■ Saved data entries

+ + + + +

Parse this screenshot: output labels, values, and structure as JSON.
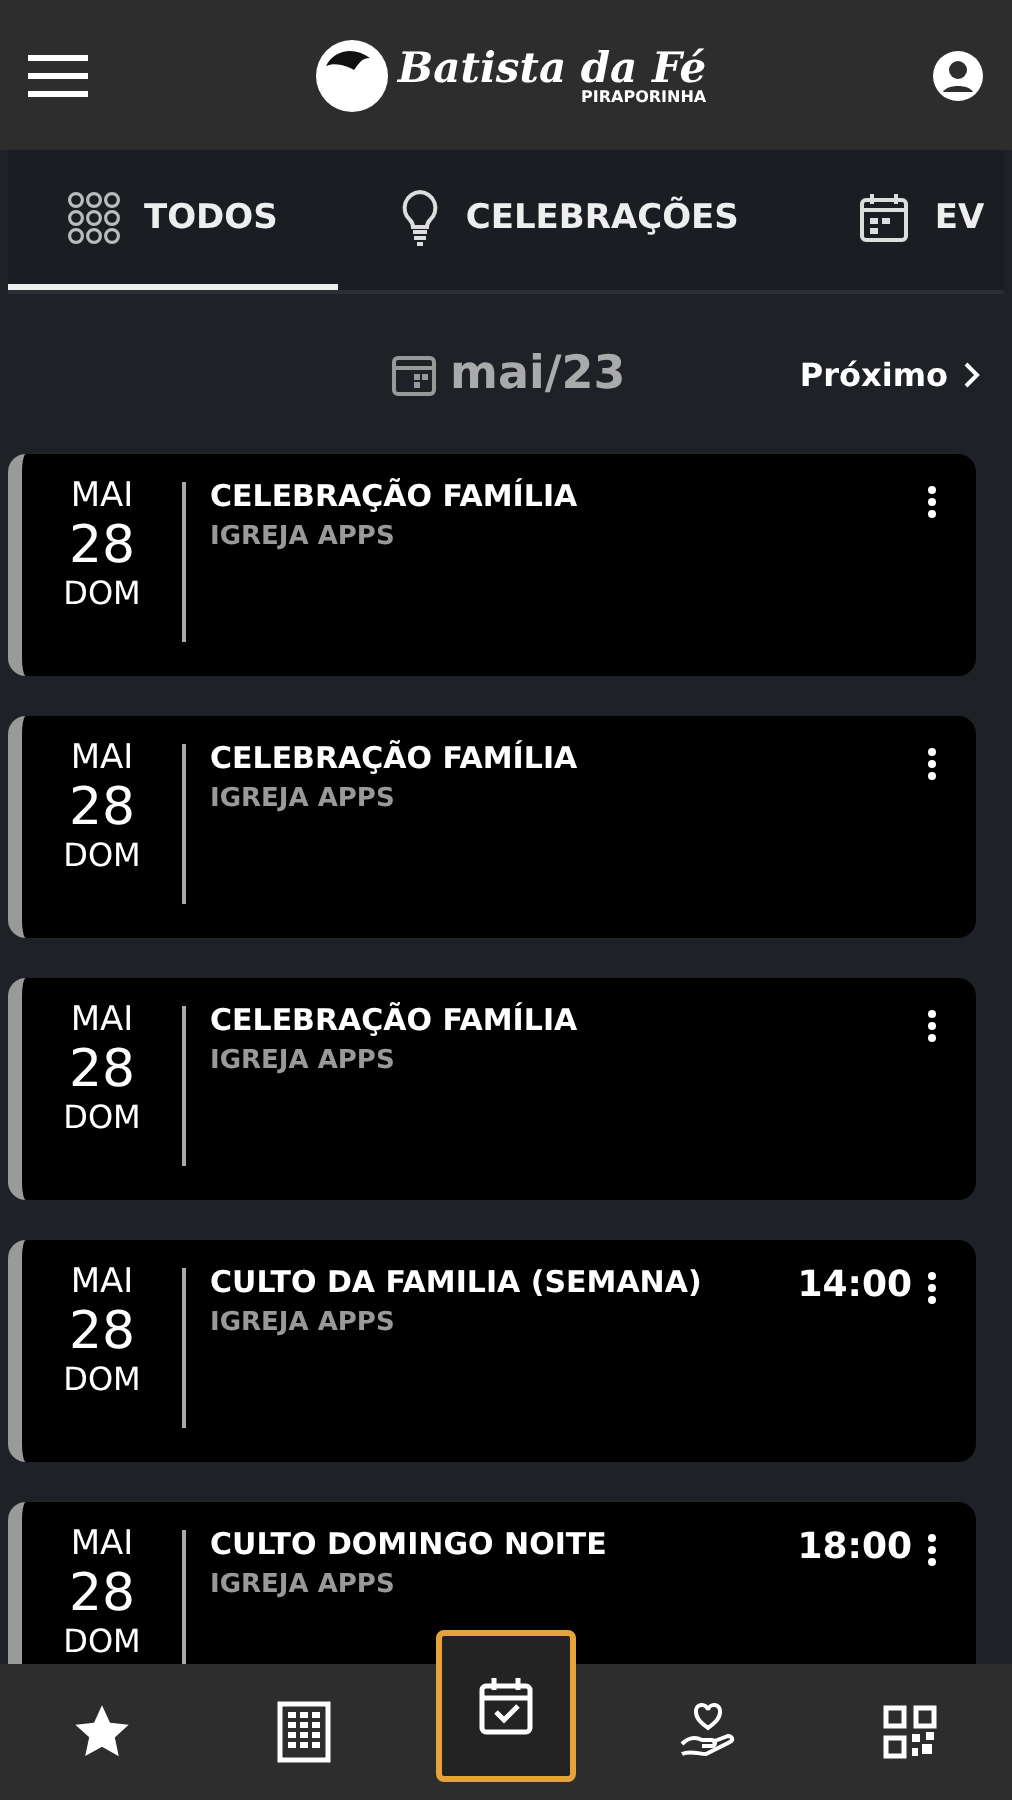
{
  "header": {
    "logo_title": "Batista da Fé",
    "logo_subtitle": "PIRAPORINHA"
  },
  "tabs": [
    {
      "label": "TODOS",
      "selected": true
    },
    {
      "label": "CELEBRAÇÕES",
      "selected": false
    },
    {
      "label": "EV",
      "selected": false
    }
  ],
  "month": {
    "label": "mai/23",
    "next": "Próximo"
  },
  "events": [
    {
      "month": "MAI",
      "day": "28",
      "weekday": "DOM",
      "title": "CELEBRAÇÃO FAMÍLIA",
      "subtitle": "IGREJA APPS"
    },
    {
      "month": "MAI",
      "day": "28",
      "weekday": "DOM",
      "title": "CELEBRAÇÃO FAMÍLIA",
      "subtitle": "IGREJA APPS"
    },
    {
      "month": "MAI",
      "day": "28",
      "weekday": "DOM",
      "title": "CELEBRAÇÃO FAMÍLIA",
      "subtitle": "IGREJA APPS"
    },
    {
      "month": "MAI",
      "day": "28",
      "weekday": "DOM",
      "title": "CULTO DA FAMILIA (SEMANA)",
      "subtitle": "IGREJA APPS",
      "time": "14:00"
    },
    {
      "month": "MAI",
      "day": "28",
      "weekday": "DOM",
      "title": "CULTO DOMINGO NOITE",
      "subtitle": "IGREJA APPS",
      "time": "18:00"
    }
  ],
  "nav": [
    {
      "selected": false
    },
    {
      "selected": false
    },
    {
      "selected": true
    },
    {
      "selected": false
    },
    {
      "selected": false
    }
  ]
}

+ + + + +

■ PROMPT
Quote the preceding listing precisely and completely, omitting its images.

■ TASK ANSWER
Parse this screenshot: output labels, values, and structure as JSON.
{
  "header": {
    "logo_title": "Batista da Fé",
    "logo_subtitle": "PIRAPORINHA"
  },
  "tabs": [
    {
      "label": "TODOS",
      "selected": true
    },
    {
      "label": "CELEBRAÇÕES",
      "selected": false
    },
    {
      "label": "EV",
      "selected": false
    }
  ],
  "month": {
    "label": "mai/23",
    "next": "Próximo"
  },
  "events": [
    {
      "month": "MAI",
      "day": "28",
      "weekday": "DOM",
      "title": "CELEBRAÇÃO FAMÍLIA",
      "subtitle": "IGREJA APPS"
    },
    {
      "month": "MAI",
      "day": "28",
      "weekday": "DOM",
      "title": "CELEBRAÇÃO FAMÍLIA",
      "subtitle": "IGREJA APPS"
    },
    {
      "month": "MAI",
      "day": "28",
      "weekday": "DOM",
      "title": "CELEBRAÇÃO FAMÍLIA",
      "subtitle": "IGREJA APPS"
    },
    {
      "month": "MAI",
      "day": "28",
      "weekday": "DOM",
      "title": "CULTO DA FAMILIA (SEMANA)",
      "subtitle": "IGREJA APPS",
      "time": "14:00"
    },
    {
      "month": "MAI",
      "day": "28",
      "weekday": "DOM",
      "title": "CULTO DOMINGO NOITE",
      "subtitle": "IGREJA APPS",
      "time": "18:00"
    }
  ],
  "nav": [
    {
      "selected": false
    },
    {
      "selected": false
    },
    {
      "selected": true
    },
    {
      "selected": false
    },
    {
      "selected": false
    }
  ]
}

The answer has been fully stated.